• What to produce:
Transcribe the entries exactly; images are not part of the copy.

• Dataset listings of figures:

* begin *

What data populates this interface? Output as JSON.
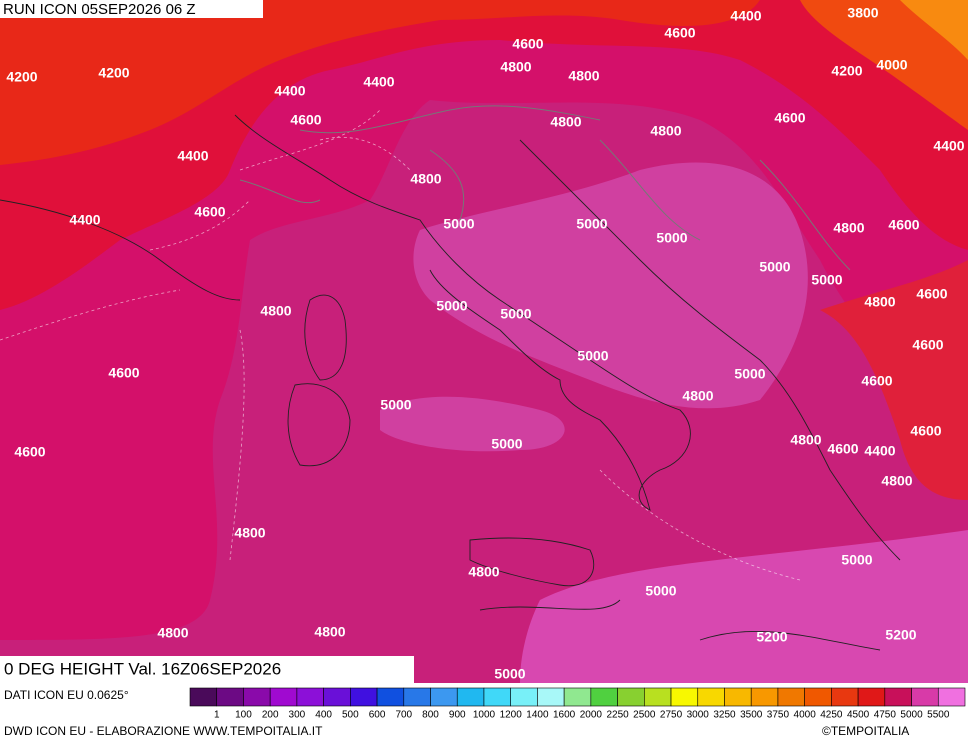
{
  "header": {
    "run_label": "RUN ICON 05SEP2026 06 Z"
  },
  "map": {
    "title": "0 DEG HEIGHT Val. 16Z06SEP2026",
    "contour_labels": [
      3800,
      4400,
      4600,
      4600,
      4200,
      4200,
      4800,
      4800,
      4200,
      4000,
      4400,
      4400,
      4600,
      4800,
      4800,
      4600,
      4400,
      4400,
      4800,
      4600,
      4400,
      5000,
      5000,
      5000,
      4800,
      4600,
      5000,
      5000,
      4600,
      4800,
      4800,
      5000,
      5000,
      5000,
      4600,
      4600,
      5000,
      4600,
      4800,
      5000,
      4600,
      5000,
      4800,
      4600,
      4400,
      4600,
      4800,
      4800,
      5000,
      4800,
      5000,
      4800,
      4800,
      5200,
      5200,
      5000
    ]
  },
  "legend": {
    "source": "DATI ICON EU 0.0625°",
    "labels": [
      1,
      100,
      200,
      300,
      400,
      500,
      600,
      700,
      800,
      900,
      1000,
      1200,
      1400,
      1600,
      2000,
      2250,
      2500,
      2750,
      3000,
      3250,
      3500,
      3750,
      4000,
      4250,
      4500,
      4750,
      5000,
      5500
    ],
    "colors": [
      "#4a0a5a",
      "#6c0a84",
      "#8a0aaa",
      "#a00ad0",
      "#8c10d8",
      "#6a10d8",
      "#4010e0",
      "#1050e0",
      "#2878e8",
      "#3c98f0",
      "#20b8f0",
      "#40d8f8",
      "#78f0f8",
      "#a8f8f8",
      "#90e890",
      "#50d040",
      "#88d030",
      "#b8e020",
      "#f8f800",
      "#f8d800",
      "#f8b800",
      "#f89800",
      "#f07800",
      "#f05800",
      "#e83810",
      "#e01818",
      "#c8105a",
      "#d83aa8",
      "#f070e0"
    ]
  },
  "footer": {
    "credit": "DWD ICON EU - ELABORAZIONE WWW.TEMPOITALIA.IT",
    "copyright": "©TEMPOITALIA"
  }
}
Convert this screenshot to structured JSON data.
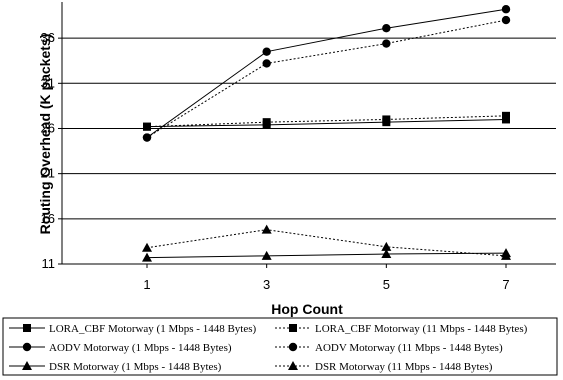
{
  "chart_data": {
    "type": "line",
    "title": "",
    "xlabel": "Hop Count",
    "ylabel": "Routing Overhead (K packets)",
    "x": [
      1,
      3,
      5,
      7
    ],
    "xticks": [
      "1",
      "3",
      "5",
      "7"
    ],
    "yticks": [
      "11",
      "16",
      "21",
      "26",
      "31",
      "36"
    ],
    "ylim": [
      11,
      40
    ],
    "grid": "horizontal",
    "legend_position": "bottom",
    "series": [
      {
        "name": "LORA_CBF Motorway (1 Mbps - 1448 Bytes)",
        "values": [
          26.2,
          26.4,
          26.7,
          27.0
        ],
        "marker": "square",
        "dash": "solid"
      },
      {
        "name": "LORA_CBF Motorway (11 Mbps - 1448 Bytes)",
        "values": [
          26.2,
          26.7,
          27.0,
          27.4
        ],
        "marker": "square",
        "dash": "dotted"
      },
      {
        "name": "AODV Motorway (1 Mbps - 1448 Bytes)",
        "values": [
          25.0,
          34.5,
          37.1,
          39.2
        ],
        "marker": "circle",
        "dash": "solid"
      },
      {
        "name": "AODV Motorway (11 Mbps - 1448 Bytes)",
        "values": [
          25.0,
          33.2,
          35.4,
          38.0
        ],
        "marker": "circle",
        "dash": "dotted"
      },
      {
        "name": "DSR Motorway (1 Mbps - 1448 Bytes)",
        "values": [
          11.7,
          11.9,
          12.1,
          12.2
        ],
        "marker": "triangle",
        "dash": "solid"
      },
      {
        "name": "DSR Motorway (11 Mbps - 1448 Bytes)",
        "values": [
          12.8,
          14.8,
          12.9,
          11.9
        ],
        "marker": "triangle",
        "dash": "dotted"
      }
    ]
  }
}
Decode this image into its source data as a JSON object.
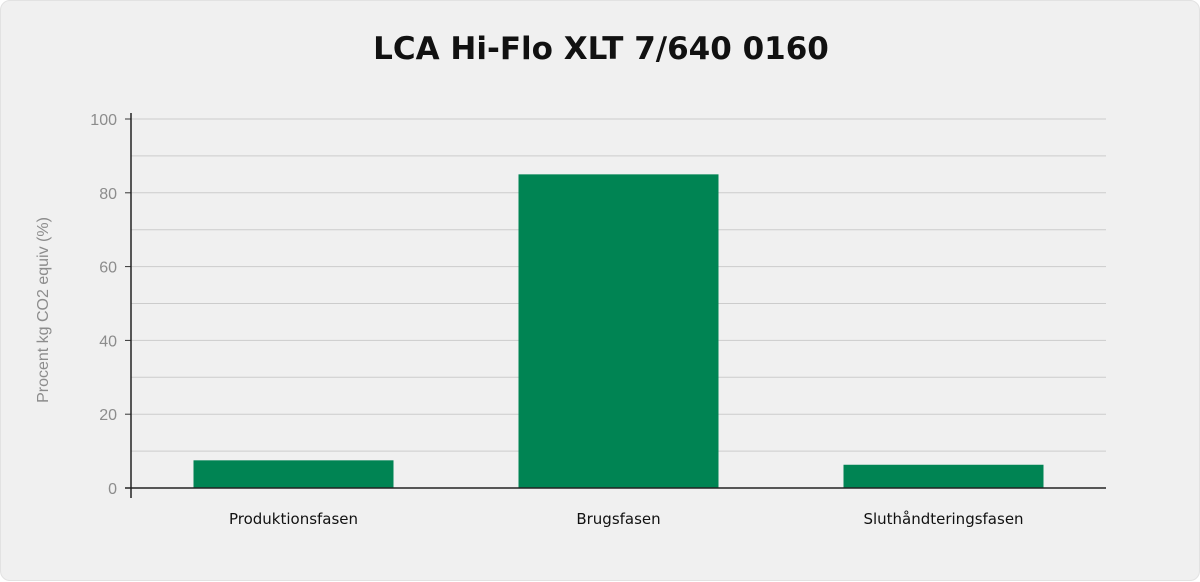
{
  "chart_data": {
    "type": "bar",
    "title": "LCA Hi-Flo XLT 7/640 0160",
    "xlabel": "",
    "ylabel": "Procent kg CO2 equiv (%)",
    "categories": [
      "Produktionsfasen",
      "Brugsfasen",
      "Sluthåndteringsfasen"
    ],
    "values": [
      7.5,
      85,
      6.3
    ],
    "ylim": [
      0,
      100
    ],
    "yticks": [
      0,
      20,
      40,
      60,
      80,
      100
    ],
    "grid": true,
    "legend": "none",
    "bar_color": "#008453"
  }
}
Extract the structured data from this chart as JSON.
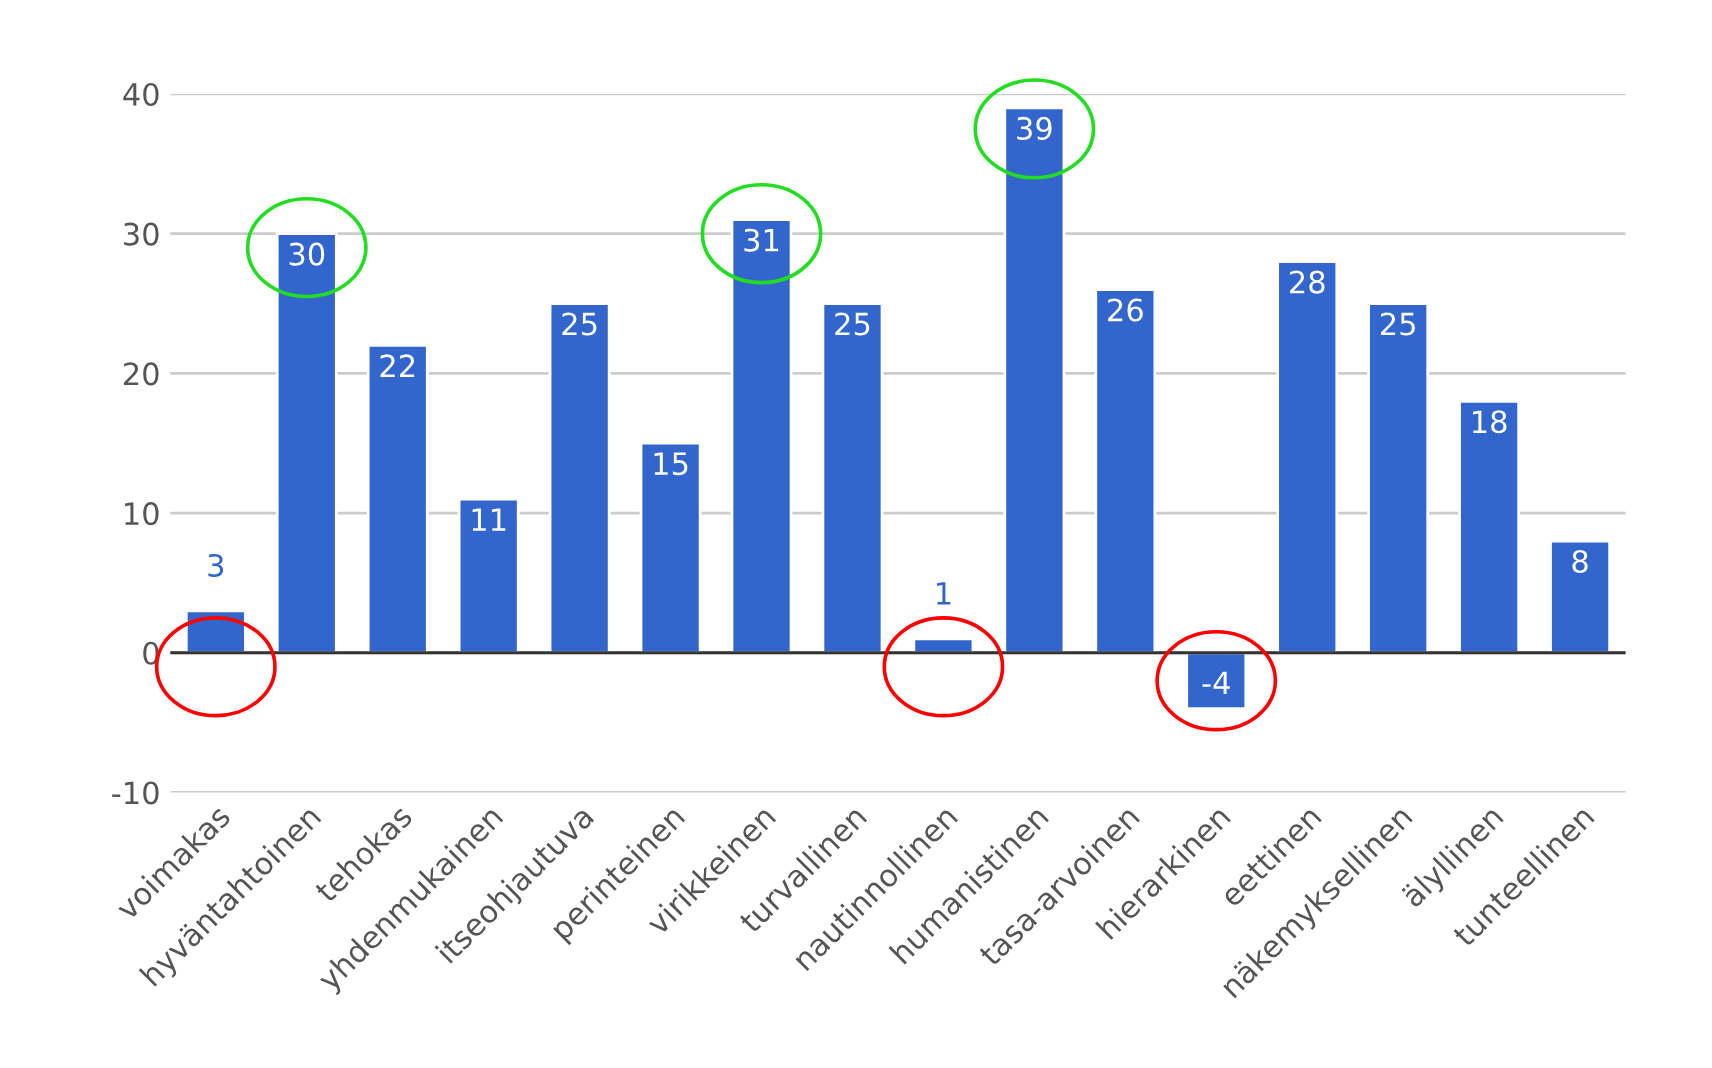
{
  "chart_data": {
    "type": "bar",
    "categories": [
      "voimakas",
      "hyväntahtoinen",
      "tehokas",
      "yhdenmukainen",
      "itseohjautuva",
      "perinteinen",
      "virikkeinen",
      "turvallinen",
      "nautinnollinen",
      "humanistinen",
      "tasa-arvoinen",
      "hierarkinen",
      "eettinen",
      "näkemyksellinen",
      "älyllinen",
      "tunteellinen"
    ],
    "values": [
      3,
      30,
      22,
      11,
      25,
      15,
      31,
      25,
      1,
      39,
      26,
      -4,
      28,
      25,
      18,
      8
    ],
    "color": "#3366cc",
    "ylim": [
      -10,
      40
    ],
    "yticks": [
      -10,
      0,
      10,
      20,
      30,
      40
    ],
    "grid": "y",
    "data_labels": true
  }
}
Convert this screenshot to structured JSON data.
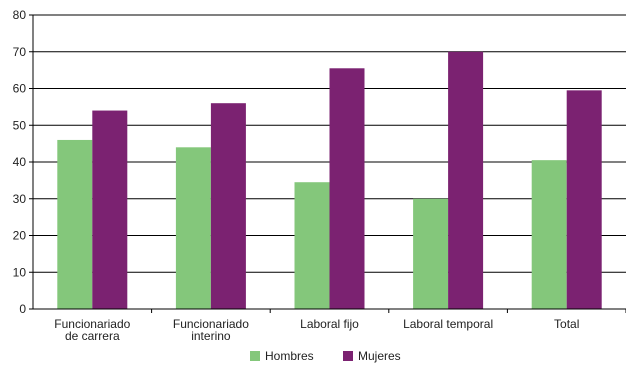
{
  "chart_data": {
    "type": "bar",
    "categories": [
      [
        "Funcionariado",
        "de carrera"
      ],
      [
        "Funcionariado",
        "interino"
      ],
      [
        "Laboral fijo"
      ],
      [
        "Laboral temporal"
      ],
      [
        "Total"
      ]
    ],
    "series": [
      {
        "name": "Hombres",
        "color": "#84c77b",
        "values": [
          46,
          44,
          34.5,
          30,
          40.5
        ]
      },
      {
        "name": "Mujeres",
        "color": "#7b2271",
        "values": [
          54,
          56,
          65.5,
          70,
          59.5
        ]
      }
    ],
    "ylim": [
      0,
      80
    ],
    "yticks": [
      0,
      10,
      20,
      30,
      40,
      50,
      60,
      70,
      80
    ],
    "grid": true,
    "legend_position": "bottom-center"
  }
}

* end *

• The output:
What data populates this interface? Output as JSON.
{
  "header": {
    "run_label": "RUN ICON 05SEP2026 06 Z"
  },
  "map": {
    "title": "0 DEG HEIGHT Val. 16Z06SEP2026",
    "contour_labels": [
      3800,
      4400,
      4600,
      4600,
      4200,
      4200,
      4800,
      4800,
      4200,
      4000,
      4400,
      4400,
      4600,
      4800,
      4800,
      4600,
      4400,
      4400,
      4800,
      4600,
      4400,
      5000,
      5000,
      5000,
      4800,
      4600,
      5000,
      5000,
      4600,
      4800,
      4800,
      5000,
      5000,
      5000,
      4600,
      4600,
      5000,
      4600,
      4800,
      5000,
      4600,
      5000,
      4800,
      4600,
      4400,
      4600,
      4800,
      4800,
      5000,
      4800,
      5000,
      4800,
      4800,
      5200,
      5200,
      5000
    ]
  },
  "legend": {
    "source": "DATI ICON EU 0.0625°",
    "labels": [
      1,
      100,
      200,
      300,
      400,
      500,
      600,
      700,
      800,
      900,
      1000,
      1200,
      1400,
      1600,
      2000,
      2250,
      2500,
      2750,
      3000,
      3250,
      3500,
      3750,
      4000,
      4250,
      4500,
      4750,
      5000,
      5500
    ],
    "colors": [
      "#4a0a5a",
      "#6c0a84",
      "#8a0aaa",
      "#a00ad0",
      "#8c10d8",
      "#6a10d8",
      "#4010e0",
      "#1050e0",
      "#2878e8",
      "#3c98f0",
      "#20b8f0",
      "#40d8f8",
      "#78f0f8",
      "#a8f8f8",
      "#90e890",
      "#50d040",
      "#88d030",
      "#b8e020",
      "#f8f800",
      "#f8d800",
      "#f8b800",
      "#f89800",
      "#f07800",
      "#f05800",
      "#e83810",
      "#e01818",
      "#c8105a",
      "#d83aa8",
      "#f070e0"
    ]
  },
  "footer": {
    "credit": "DWD ICON EU - ELABORAZIONE WWW.TEMPOITALIA.IT",
    "copyright": "©TEMPOITALIA"
  }
}
Convert this screenshot to structured JSON data.
{
  "chart_data": {
    "type": "line",
    "title": "",
    "xlabel": "Hop Count",
    "ylabel": "Routing Overhead (K packets)",
    "x": [
      1,
      3,
      5,
      7
    ],
    "xticks": [
      "1",
      "3",
      "5",
      "7"
    ],
    "yticks": [
      "11",
      "16",
      "21",
      "26",
      "31",
      "36"
    ],
    "ylim": [
      11,
      40
    ],
    "grid": "horizontal",
    "legend_position": "bottom",
    "series": [
      {
        "name": "LORA_CBF Motorway (1 Mbps - 1448 Bytes)",
        "values": [
          26.2,
          26.4,
          26.7,
          27.0
        ],
        "marker": "square",
        "dash": "solid"
      },
      {
        "name": "LORA_CBF Motorway (11 Mbps - 1448 Bytes)",
        "values": [
          26.2,
          26.7,
          27.0,
          27.4
        ],
        "marker": "square",
        "dash": "dotted"
      },
      {
        "name": "AODV Motorway (1 Mbps - 1448 Bytes)",
        "values": [
          25.0,
          34.5,
          37.1,
          39.2
        ],
        "marker": "circle",
        "dash": "solid"
      },
      {
        "name": "AODV Motorway (11 Mbps - 1448 Bytes)",
        "values": [
          25.0,
          33.2,
          35.4,
          38.0
        ],
        "marker": "circle",
        "dash": "dotted"
      },
      {
        "name": "DSR Motorway (1 Mbps - 1448 Bytes)",
        "values": [
          11.7,
          11.9,
          12.1,
          12.2
        ],
        "marker": "triangle",
        "dash": "solid"
      },
      {
        "name": "DSR Motorway (11 Mbps - 1448 Bytes)",
        "values": [
          12.8,
          14.8,
          12.9,
          11.9
        ],
        "marker": "triangle",
        "dash": "dotted"
      }
    ]
  }
}
Decode this image into its source data as a JSON object.
{
  "chart_data": {
    "type": "bar",
    "title": "LCA Hi-Flo XLT 7/640 0160",
    "xlabel": "",
    "ylabel": "Procent kg CO2 equiv (%)",
    "categories": [
      "Produktionsfasen",
      "Brugsfasen",
      "Sluthåndteringsfasen"
    ],
    "values": [
      7.5,
      85,
      6.3
    ],
    "ylim": [
      0,
      100
    ],
    "yticks": [
      0,
      20,
      40,
      60,
      80,
      100
    ],
    "grid": true,
    "legend": "none",
    "bar_color": "#008453"
  }
}
Extract the structured data from this chart as JSON.
{
  "chart_data": {
    "type": "bar",
    "categories": [
      "voimakas",
      "hyväntahtoinen",
      "tehokas",
      "yhdenmukainen",
      "itseohjautuva",
      "perinteinen",
      "virikkeinen",
      "turvallinen",
      "nautinnollinen",
      "humanistinen",
      "tasa-arvoinen",
      "hierarkinen",
      "eettinen",
      "näkemyksellinen",
      "älyllinen",
      "tunteellinen"
    ],
    "values": [
      3,
      30,
      22,
      11,
      25,
      15,
      31,
      25,
      1,
      39,
      26,
      -4,
      28,
      25,
      18,
      8
    ],
    "color": "#3366cc",
    "ylim": [
      -10,
      40
    ],
    "yticks": [
      -10,
      0,
      10,
      20,
      30,
      40
    ],
    "grid": "y",
    "data_labels": true
  }
}
Convert this screenshot to structured JSON data.
{
  "chart_data": {
    "type": "bar",
    "categories": [
      [
        "Funcionariado",
        "de carrera"
      ],
      [
        "Funcionariado",
        "interino"
      ],
      [
        "Laboral fijo"
      ],
      [
        "Laboral temporal"
      ],
      [
        "Total"
      ]
    ],
    "series": [
      {
        "name": "Hombres",
        "color": "#84c77b",
        "values": [
          46,
          44,
          34.5,
          30,
          40.5
        ]
      },
      {
        "name": "Mujeres",
        "color": "#7b2271",
        "values": [
          54,
          56,
          65.5,
          70,
          59.5
        ]
      }
    ],
    "ylim": [
      0,
      80
    ],
    "yticks": [
      0,
      10,
      20,
      30,
      40,
      50,
      60,
      70,
      80
    ],
    "grid": true,
    "legend_position": "bottom-center"
  }
}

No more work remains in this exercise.